#### Your task:
Images embedded in the records are excluded; print everything else exactly as given.
[Working data start]
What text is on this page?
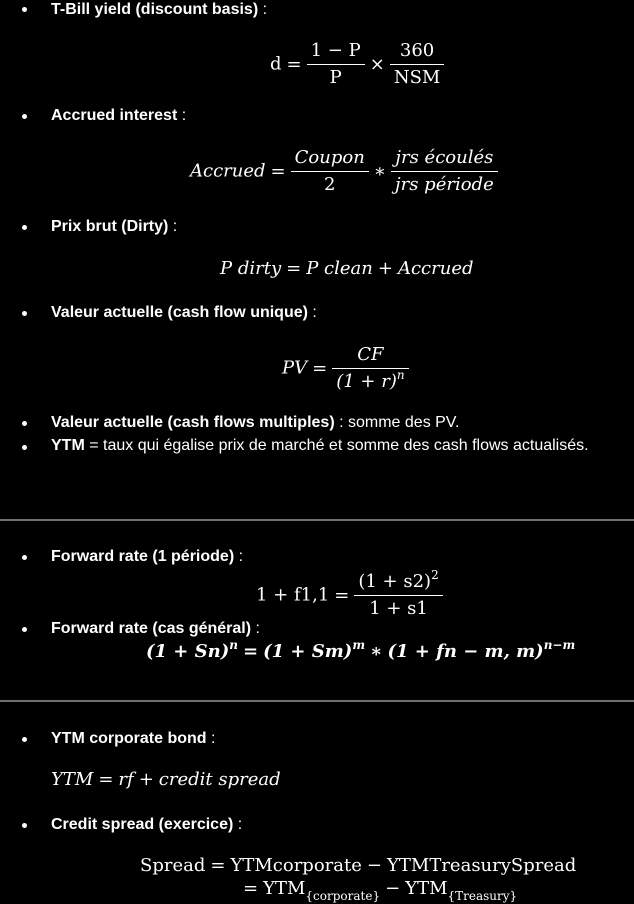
T-Bill yield (discount basis) :
$d = \frac{1 - P}{P} \times \frac{360}{\text{NSM}}$
Accrued interest :
Accrued = $\frac{\text{Coupon}}{2}$ ∗ $\frac{\text{jrs écoulés}}{\text{jrs période}}$
Prix brut (Dirty) :
P dirty = P clean + Accrued
Valeur actuelle (cash flow unique) :
PV = $\frac{CF}{(1 + r)^n}$
Valeur actuelle (cash flows multiples) : somme des PV.
YTM = taux qui égalise prix de marché et somme des cash flows actualisés.
Forward rate (1 période) :
$1 + f1,1 = \frac{(1 + s2)^2}{1 + s1}$
Forward rate (cas général) :
$(1 + Sn)^n = (1 + Sm)^m$ ∗ (1 + fn − m, m)$^{n-m}$
YTM corporate bond :
YTM = rf + credit spread
Credit spread (exercice) :
Spread = YTMcorporate − YTMTreasurySpread
= $YTM_{\{corporate\}} - YTM_{\{Treasury\}}$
[Working data end]
#### Exercise output:
What text is on this page?
T-Bill yield (discount basis) :
$d = \frac{1 - P}{P} \times \frac{360}{\text{NSM}}$
Accrued interest :
Accrued = $\frac{\text{Coupon}}{2}$ ∗ $\frac{\text{jrs écoulés}}{\text{jrs période}}$
Prix brut (Dirty) :
P dirty = P clean + Accrued
Valeur actuelle (cash flow unique) :
PV = $\frac{CF}{(1 + r)^n}$
Valeur actuelle (cash flows multiples) : somme des PV.
YTM = taux qui égalise prix de marché et somme des cash flows actualisés.
Forward rate (1 période) :
$1 + f1,1 = \frac{(1 + s2)^2}{1 + s1}$
Forward rate (cas général) :
$(1 + Sn)^n = (1 + Sm)^m$ ∗ (1 + fn − m, m)$^{n-m}$
YTM corporate bond :
YTM = rf + credit spread
Credit spread (exercice) :
Spread = YTMcorporate − YTMTreasurySpread
= $YTM_{\{corporate\}} - YTM_{\{Treasury\}}$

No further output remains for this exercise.